**Exercise prompt**
Reproduce the material below line for line, with no changes to any character.

**Task data**
++++++++

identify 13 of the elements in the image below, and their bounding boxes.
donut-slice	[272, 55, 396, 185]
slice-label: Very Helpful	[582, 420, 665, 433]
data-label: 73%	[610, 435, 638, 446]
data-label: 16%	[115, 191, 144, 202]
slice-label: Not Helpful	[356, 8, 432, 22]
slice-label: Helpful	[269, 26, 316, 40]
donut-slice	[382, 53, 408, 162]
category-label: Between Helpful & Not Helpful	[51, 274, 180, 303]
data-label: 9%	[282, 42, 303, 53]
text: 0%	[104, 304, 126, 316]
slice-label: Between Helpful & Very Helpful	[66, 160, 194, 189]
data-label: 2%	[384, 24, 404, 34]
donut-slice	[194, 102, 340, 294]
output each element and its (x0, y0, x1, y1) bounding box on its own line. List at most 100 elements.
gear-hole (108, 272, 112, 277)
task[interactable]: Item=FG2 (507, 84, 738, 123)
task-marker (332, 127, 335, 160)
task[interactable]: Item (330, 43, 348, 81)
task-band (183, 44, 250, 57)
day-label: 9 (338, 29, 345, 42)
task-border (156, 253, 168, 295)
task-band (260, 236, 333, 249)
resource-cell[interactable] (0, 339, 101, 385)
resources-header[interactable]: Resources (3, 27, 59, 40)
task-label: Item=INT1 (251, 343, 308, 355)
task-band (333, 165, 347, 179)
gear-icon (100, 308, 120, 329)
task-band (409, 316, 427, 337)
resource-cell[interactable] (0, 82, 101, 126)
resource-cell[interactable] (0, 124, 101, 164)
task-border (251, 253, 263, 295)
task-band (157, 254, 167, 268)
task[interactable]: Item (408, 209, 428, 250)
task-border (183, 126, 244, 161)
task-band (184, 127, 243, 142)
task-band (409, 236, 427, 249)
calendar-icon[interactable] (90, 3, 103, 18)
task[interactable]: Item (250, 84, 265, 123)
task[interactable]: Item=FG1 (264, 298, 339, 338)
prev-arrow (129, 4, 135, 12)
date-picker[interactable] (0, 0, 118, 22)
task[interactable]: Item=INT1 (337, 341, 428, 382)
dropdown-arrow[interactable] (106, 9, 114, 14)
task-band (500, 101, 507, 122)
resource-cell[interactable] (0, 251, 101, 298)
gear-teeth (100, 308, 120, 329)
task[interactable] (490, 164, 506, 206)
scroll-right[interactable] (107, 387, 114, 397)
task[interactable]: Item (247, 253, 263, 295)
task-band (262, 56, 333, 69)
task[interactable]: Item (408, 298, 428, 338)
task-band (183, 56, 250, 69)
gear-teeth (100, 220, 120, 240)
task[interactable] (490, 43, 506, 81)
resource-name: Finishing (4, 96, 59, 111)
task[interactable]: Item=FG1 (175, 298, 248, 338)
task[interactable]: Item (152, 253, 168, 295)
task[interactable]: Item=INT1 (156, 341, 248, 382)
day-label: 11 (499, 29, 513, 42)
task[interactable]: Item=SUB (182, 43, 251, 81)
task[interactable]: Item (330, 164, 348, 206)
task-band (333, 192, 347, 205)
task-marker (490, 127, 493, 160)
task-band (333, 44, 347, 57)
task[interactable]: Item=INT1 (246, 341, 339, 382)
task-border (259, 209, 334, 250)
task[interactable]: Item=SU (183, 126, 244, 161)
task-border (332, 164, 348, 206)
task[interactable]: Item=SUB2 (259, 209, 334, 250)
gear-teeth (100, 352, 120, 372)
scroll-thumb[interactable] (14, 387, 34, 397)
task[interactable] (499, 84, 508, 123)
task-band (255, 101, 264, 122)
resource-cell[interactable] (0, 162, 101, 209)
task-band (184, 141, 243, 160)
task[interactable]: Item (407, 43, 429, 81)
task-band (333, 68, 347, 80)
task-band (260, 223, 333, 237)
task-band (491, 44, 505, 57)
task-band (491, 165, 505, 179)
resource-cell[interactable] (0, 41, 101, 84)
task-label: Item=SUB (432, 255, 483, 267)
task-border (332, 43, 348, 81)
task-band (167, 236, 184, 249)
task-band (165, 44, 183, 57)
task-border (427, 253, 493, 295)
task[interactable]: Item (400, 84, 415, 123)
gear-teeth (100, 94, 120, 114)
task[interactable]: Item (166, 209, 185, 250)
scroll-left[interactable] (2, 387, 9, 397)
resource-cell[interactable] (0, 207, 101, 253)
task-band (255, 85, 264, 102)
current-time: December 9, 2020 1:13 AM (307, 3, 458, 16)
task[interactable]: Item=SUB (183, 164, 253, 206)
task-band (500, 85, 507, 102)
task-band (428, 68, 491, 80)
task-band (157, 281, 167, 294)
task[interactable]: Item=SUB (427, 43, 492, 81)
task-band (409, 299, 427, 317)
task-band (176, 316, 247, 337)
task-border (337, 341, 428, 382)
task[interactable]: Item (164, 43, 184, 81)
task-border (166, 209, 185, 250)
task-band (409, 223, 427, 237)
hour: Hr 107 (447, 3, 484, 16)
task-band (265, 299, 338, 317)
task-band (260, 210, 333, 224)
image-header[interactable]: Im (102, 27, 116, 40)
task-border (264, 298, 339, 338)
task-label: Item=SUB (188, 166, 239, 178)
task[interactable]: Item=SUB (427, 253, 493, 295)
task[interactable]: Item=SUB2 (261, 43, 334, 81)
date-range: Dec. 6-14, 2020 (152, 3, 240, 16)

++++++++

**Exercise solution**
identify 13 of the elements in the image below, and their bounding boxes.
donut-slice	[272, 55, 396, 185]
slice-label: Very Helpful	[582, 420, 665, 433]
data-label: 73%	[610, 435, 638, 446]
data-label: 16%	[115, 191, 144, 202]
slice-label: Not Helpful	[356, 8, 432, 22]
slice-label: Helpful	[269, 26, 316, 40]
donut-slice	[382, 53, 408, 162]
category-label: Between Helpful & Not Helpful	[51, 274, 180, 303]
data-label: 9%	[282, 42, 303, 53]
text: 0%	[104, 304, 126, 316]
slice-label: Between Helpful & Very Helpful	[66, 160, 194, 189]
data-label: 2%	[384, 24, 404, 34]
donut-slice	[194, 102, 340, 294]
output each element and its (x0, y0, x1, y1) bounding box on its own line. List at most 100 elements.
gear-hole (108, 272, 112, 277)
task[interactable]: Item=FG2 (507, 84, 738, 123)
task-marker (332, 127, 335, 160)
task[interactable]: Item (330, 43, 348, 81)
task-band (183, 44, 250, 57)
day-label: 9 (338, 29, 345, 42)
task-border (156, 253, 168, 295)
task-band (260, 236, 333, 249)
resource-cell[interactable] (0, 339, 101, 385)
resources-header[interactable]: Resources (3, 27, 59, 40)
task-label: Item=INT1 (251, 343, 308, 355)
task-band (333, 165, 347, 179)
gear-icon (100, 308, 120, 329)
task-band (409, 316, 427, 337)
resource-cell[interactable] (0, 82, 101, 126)
resource-cell[interactable] (0, 124, 101, 164)
task-border (251, 253, 263, 295)
task-band (157, 254, 167, 268)
task[interactable]: Item (408, 209, 428, 250)
task-border (183, 126, 244, 161)
task-band (184, 127, 243, 142)
task-band (409, 236, 427, 249)
calendar-icon[interactable] (90, 3, 103, 18)
task[interactable]: Item (250, 84, 265, 123)
task[interactable]: Item=FG1 (264, 298, 339, 338)
prev-arrow (129, 4, 135, 12)
date-picker[interactable] (0, 0, 118, 22)
task[interactable]: Item=INT1 (337, 341, 428, 382)
dropdown-arrow[interactable] (106, 9, 114, 14)
task-band (500, 101, 507, 122)
resource-cell[interactable] (0, 251, 101, 298)
gear-teeth (100, 308, 120, 329)
task[interactable] (490, 164, 506, 206)
scroll-right[interactable] (107, 387, 114, 397)
task[interactable]: Item (247, 253, 263, 295)
task-band (262, 56, 333, 69)
task[interactable]: Item (408, 298, 428, 338)
task-band (183, 56, 250, 69)
gear-teeth (100, 220, 120, 240)
task[interactable] (490, 43, 506, 81)
resource-name: Finishing (4, 96, 59, 111)
task[interactable]: Item=FG1 (175, 298, 248, 338)
task[interactable]: Item (152, 253, 168, 295)
task[interactable]: Item=INT1 (156, 341, 248, 382)
day-label: 11 (499, 29, 513, 42)
task[interactable]: Item=SUB (182, 43, 251, 81)
task[interactable]: Item (330, 164, 348, 206)
task-band (333, 192, 347, 205)
task-marker (490, 127, 493, 160)
task-band (333, 44, 347, 57)
task[interactable]: Item=INT1 (246, 341, 339, 382)
task-border (259, 209, 334, 250)
task[interactable]: Item=SU (183, 126, 244, 161)
task-border (332, 164, 348, 206)
task[interactable]: Item=SUB2 (259, 209, 334, 250)
gear-teeth (100, 352, 120, 372)
scroll-thumb[interactable] (14, 387, 34, 397)
task[interactable] (499, 84, 508, 123)
task-band (255, 101, 264, 122)
resource-cell[interactable] (0, 162, 101, 209)
task-band (184, 141, 243, 160)
task[interactable]: Item (407, 43, 429, 81)
task-band (333, 68, 347, 80)
task-band (260, 223, 333, 237)
task-band (491, 44, 505, 57)
task-band (491, 165, 505, 179)
resource-cell[interactable] (0, 41, 101, 84)
task-label: Item=SUB (432, 255, 483, 267)
task-border (332, 43, 348, 81)
task-band (167, 236, 184, 249)
task-band (165, 44, 183, 57)
task-border (427, 253, 493, 295)
task[interactable]: Item (400, 84, 415, 123)
gear-teeth (100, 94, 120, 114)
task[interactable]: Item (166, 209, 185, 250)
scroll-left[interactable] (2, 387, 9, 397)
resource-cell[interactable] (0, 207, 101, 253)
task-band (255, 85, 264, 102)
current-time: December 9, 2020 1:13 AM (307, 3, 458, 16)
task[interactable]: Item=SUB (183, 164, 253, 206)
task-band (500, 85, 507, 102)
task-band (428, 68, 491, 80)
task-band (157, 281, 167, 294)
task[interactable]: Item=SUB (427, 43, 492, 81)
task-band (409, 299, 427, 317)
task-band (176, 316, 247, 337)
task-border (337, 341, 428, 382)
task[interactable]: Item (164, 43, 184, 81)
task-border (166, 209, 185, 250)
task-band (409, 223, 427, 237)
hour: Hr 107 (447, 3, 484, 16)
task-band (265, 299, 338, 317)
task-band (260, 210, 333, 224)
image-header[interactable]: Im (102, 27, 116, 40)
task-border (264, 298, 339, 338)
task-label: Item=SUB (188, 166, 239, 178)
task[interactable]: Item=SUB (427, 253, 493, 295)
task[interactable]: Item=SUB2 (261, 43, 334, 81)
date-range: Dec. 6-14, 2020 (152, 3, 240, 16)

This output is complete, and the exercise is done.